— EXERCISE MATERIAL —

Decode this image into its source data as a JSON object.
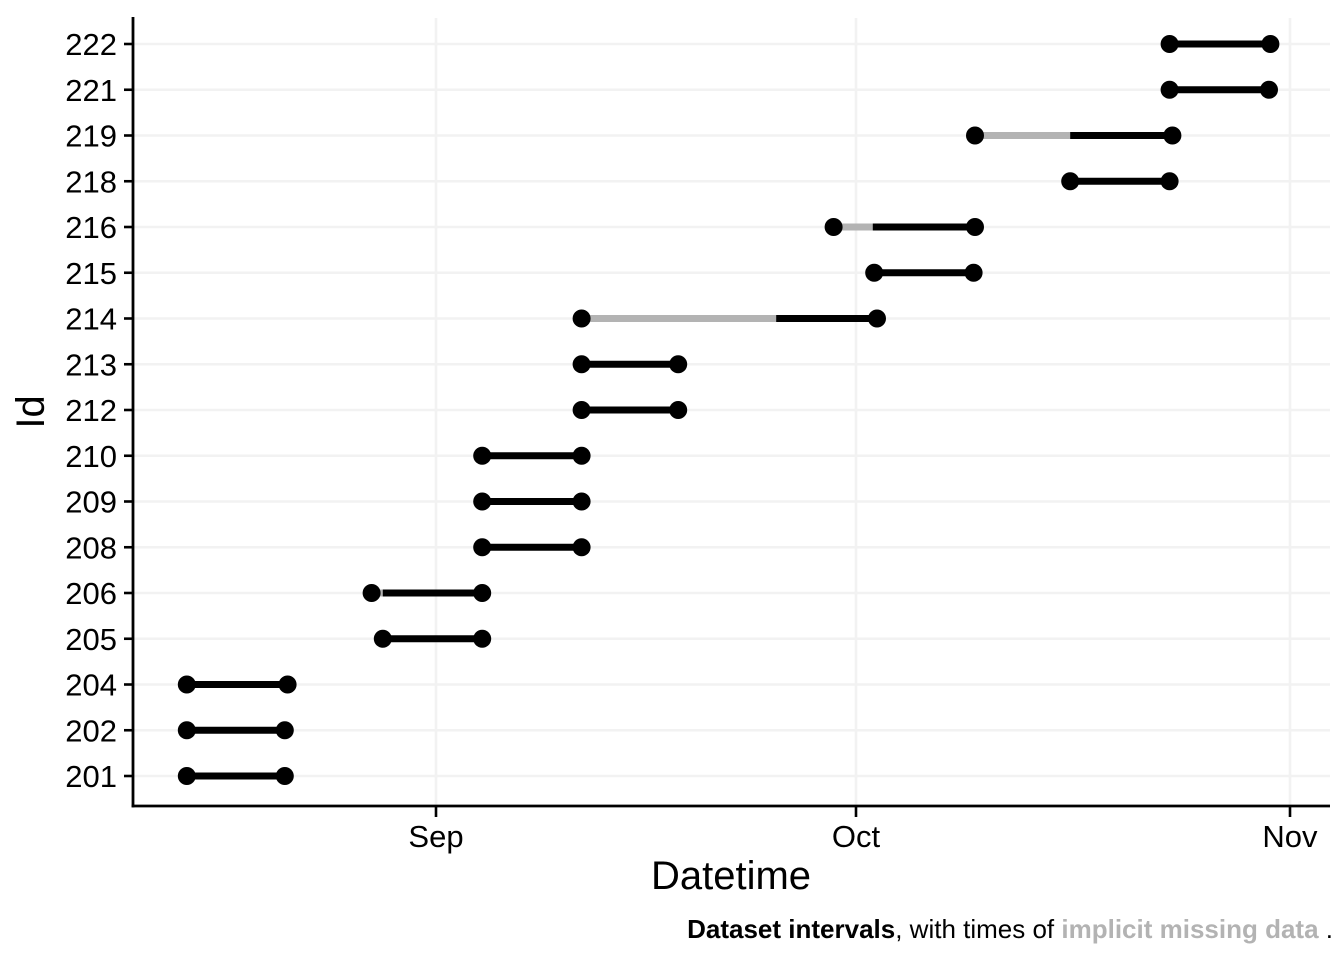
{
  "caption": {
    "bold": "Dataset intervals",
    "normal": ", with times of ",
    "gray": "implicit missing data",
    "tail": " ."
  },
  "colors": {
    "interval": "#000000",
    "missing": "#b3b3b3",
    "gridline": "#f2f2f2",
    "axis": "#000000",
    "caption_gray": "#b3b3b3",
    "background": "#ffffff"
  },
  "chart_data": {
    "type": "interval_timeline",
    "title": "",
    "xlabel": "Datetime",
    "ylabel": "Id",
    "grid": "major only, light gray; left and bottom black axis lines",
    "legend": "none",
    "x_axis": {
      "unit": "days since Sep 1",
      "range_days": [
        -21.6,
        63.9
      ],
      "ticks": [
        {
          "label": "Sep",
          "day": 0
        },
        {
          "label": "Oct",
          "day": 30
        },
        {
          "label": "Nov",
          "day": 61
        }
      ]
    },
    "ids": [
      "222",
      "221",
      "219",
      "218",
      "216",
      "215",
      "214",
      "213",
      "212",
      "210",
      "209",
      "208",
      "206",
      "205",
      "204",
      "202",
      "201"
    ],
    "intervals": [
      {
        "id": "222",
        "start_day": 52.4,
        "end_day": 59.6,
        "start_date": "Oct 23",
        "end_date": "Oct 30",
        "missing": []
      },
      {
        "id": "221",
        "start_day": 52.4,
        "end_day": 59.5,
        "start_date": "Oct 23",
        "end_date": "Oct 30",
        "missing": []
      },
      {
        "id": "219",
        "start_day": 38.5,
        "end_day": 52.6,
        "start_date": "Oct 9",
        "end_date": "Oct 23",
        "missing": [
          {
            "from_day": 38.5,
            "to_day": 45.3,
            "from_date": "Oct 9",
            "to_date": "Oct 16"
          }
        ]
      },
      {
        "id": "218",
        "start_day": 45.3,
        "end_day": 52.4,
        "start_date": "Oct 16",
        "end_date": "Oct 23",
        "missing": []
      },
      {
        "id": "216",
        "start_day": 28.4,
        "end_day": 38.5,
        "start_date": "Sep 29",
        "end_date": "Oct 9",
        "missing": [
          {
            "from_day": 28.4,
            "to_day": 31.2,
            "from_date": "Sep 29",
            "to_date": "Oct 2"
          }
        ]
      },
      {
        "id": "215",
        "start_day": 31.3,
        "end_day": 38.4,
        "start_date": "Oct 2",
        "end_date": "Oct 9",
        "missing": []
      },
      {
        "id": "214",
        "start_day": 10.4,
        "end_day": 31.5,
        "start_date": "Sep 11",
        "end_date": "Oct 2",
        "missing": [
          {
            "from_day": 10.4,
            "to_day": 24.3,
            "from_date": "Sep 11",
            "to_date": "Sep 25"
          }
        ]
      },
      {
        "id": "213",
        "start_day": 10.4,
        "end_day": 17.3,
        "start_date": "Sep 11",
        "end_date": "Sep 18",
        "missing": []
      },
      {
        "id": "212",
        "start_day": 10.4,
        "end_day": 17.3,
        "start_date": "Sep 11",
        "end_date": "Sep 18",
        "missing": []
      },
      {
        "id": "210",
        "start_day": 3.3,
        "end_day": 10.4,
        "start_date": "Sep 4",
        "end_date": "Sep 11",
        "missing": []
      },
      {
        "id": "209",
        "start_day": 3.3,
        "end_day": 10.4,
        "start_date": "Sep 4",
        "end_date": "Sep 11",
        "missing": []
      },
      {
        "id": "208",
        "start_day": 3.3,
        "end_day": 10.4,
        "start_date": "Sep 4",
        "end_date": "Sep 11",
        "missing": []
      },
      {
        "id": "206",
        "start_day": -4.6,
        "end_day": 3.3,
        "start_date": "Aug 27",
        "end_date": "Sep 4",
        "missing": [
          {
            "from_day": -4.6,
            "to_day": -3.8,
            "from_date": "Aug 27",
            "to_date": "Aug 28"
          }
        ]
      },
      {
        "id": "205",
        "start_day": -3.8,
        "end_day": 3.3,
        "start_date": "Aug 28",
        "end_date": "Sep 4",
        "missing": []
      },
      {
        "id": "204",
        "start_day": -17.8,
        "end_day": -10.6,
        "start_date": "Aug 14",
        "end_date": "Aug 21",
        "missing": []
      },
      {
        "id": "202",
        "start_day": -17.8,
        "end_day": -10.8,
        "start_date": "Aug 14",
        "end_date": "Aug 21",
        "missing": []
      },
      {
        "id": "201",
        "start_day": -17.8,
        "end_day": -10.8,
        "start_date": "Aug 14",
        "end_date": "Aug 21",
        "missing": []
      }
    ]
  }
}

— EXERCISE DESCRIPTION —
Copy all the entries word for word. Omit any pictures.

— TASK ANSWER —
Decode this image into its source data as a JSON object.
{
  "caption": {
    "bold": "Dataset intervals",
    "normal": ", with times of ",
    "gray": "implicit missing data",
    "tail": " ."
  },
  "colors": {
    "interval": "#000000",
    "missing": "#b3b3b3",
    "gridline": "#f2f2f2",
    "axis": "#000000",
    "caption_gray": "#b3b3b3",
    "background": "#ffffff"
  },
  "chart_data": {
    "type": "interval_timeline",
    "title": "",
    "xlabel": "Datetime",
    "ylabel": "Id",
    "grid": "major only, light gray; left and bottom black axis lines",
    "legend": "none",
    "x_axis": {
      "unit": "days since Sep 1",
      "range_days": [
        -21.6,
        63.9
      ],
      "ticks": [
        {
          "label": "Sep",
          "day": 0
        },
        {
          "label": "Oct",
          "day": 30
        },
        {
          "label": "Nov",
          "day": 61
        }
      ]
    },
    "ids": [
      "222",
      "221",
      "219",
      "218",
      "216",
      "215",
      "214",
      "213",
      "212",
      "210",
      "209",
      "208",
      "206",
      "205",
      "204",
      "202",
      "201"
    ],
    "intervals": [
      {
        "id": "222",
        "start_day": 52.4,
        "end_day": 59.6,
        "start_date": "Oct 23",
        "end_date": "Oct 30",
        "missing": []
      },
      {
        "id": "221",
        "start_day": 52.4,
        "end_day": 59.5,
        "start_date": "Oct 23",
        "end_date": "Oct 30",
        "missing": []
      },
      {
        "id": "219",
        "start_day": 38.5,
        "end_day": 52.6,
        "start_date": "Oct 9",
        "end_date": "Oct 23",
        "missing": [
          {
            "from_day": 38.5,
            "to_day": 45.3,
            "from_date": "Oct 9",
            "to_date": "Oct 16"
          }
        ]
      },
      {
        "id": "218",
        "start_day": 45.3,
        "end_day": 52.4,
        "start_date": "Oct 16",
        "end_date": "Oct 23",
        "missing": []
      },
      {
        "id": "216",
        "start_day": 28.4,
        "end_day": 38.5,
        "start_date": "Sep 29",
        "end_date": "Oct 9",
        "missing": [
          {
            "from_day": 28.4,
            "to_day": 31.2,
            "from_date": "Sep 29",
            "to_date": "Oct 2"
          }
        ]
      },
      {
        "id": "215",
        "start_day": 31.3,
        "end_day": 38.4,
        "start_date": "Oct 2",
        "end_date": "Oct 9",
        "missing": []
      },
      {
        "id": "214",
        "start_day": 10.4,
        "end_day": 31.5,
        "start_date": "Sep 11",
        "end_date": "Oct 2",
        "missing": [
          {
            "from_day": 10.4,
            "to_day": 24.3,
            "from_date": "Sep 11",
            "to_date": "Sep 25"
          }
        ]
      },
      {
        "id": "213",
        "start_day": 10.4,
        "end_day": 17.3,
        "start_date": "Sep 11",
        "end_date": "Sep 18",
        "missing": []
      },
      {
        "id": "212",
        "start_day": 10.4,
        "end_day": 17.3,
        "start_date": "Sep 11",
        "end_date": "Sep 18",
        "missing": []
      },
      {
        "id": "210",
        "start_day": 3.3,
        "end_day": 10.4,
        "start_date": "Sep 4",
        "end_date": "Sep 11",
        "missing": []
      },
      {
        "id": "209",
        "start_day": 3.3,
        "end_day": 10.4,
        "start_date": "Sep 4",
        "end_date": "Sep 11",
        "missing": []
      },
      {
        "id": "208",
        "start_day": 3.3,
        "end_day": 10.4,
        "start_date": "Sep 4",
        "end_date": "Sep 11",
        "missing": []
      },
      {
        "id": "206",
        "start_day": -4.6,
        "end_day": 3.3,
        "start_date": "Aug 27",
        "end_date": "Sep 4",
        "missing": [
          {
            "from_day": -4.6,
            "to_day": -3.8,
            "from_date": "Aug 27",
            "to_date": "Aug 28"
          }
        ]
      },
      {
        "id": "205",
        "start_day": -3.8,
        "end_day": 3.3,
        "start_date": "Aug 28",
        "end_date": "Sep 4",
        "missing": []
      },
      {
        "id": "204",
        "start_day": -17.8,
        "end_day": -10.6,
        "start_date": "Aug 14",
        "end_date": "Aug 21",
        "missing": []
      },
      {
        "id": "202",
        "start_day": -17.8,
        "end_day": -10.8,
        "start_date": "Aug 14",
        "end_date": "Aug 21",
        "missing": []
      },
      {
        "id": "201",
        "start_day": -17.8,
        "end_day": -10.8,
        "start_date": "Aug 14",
        "end_date": "Aug 21",
        "missing": []
      }
    ]
  }
}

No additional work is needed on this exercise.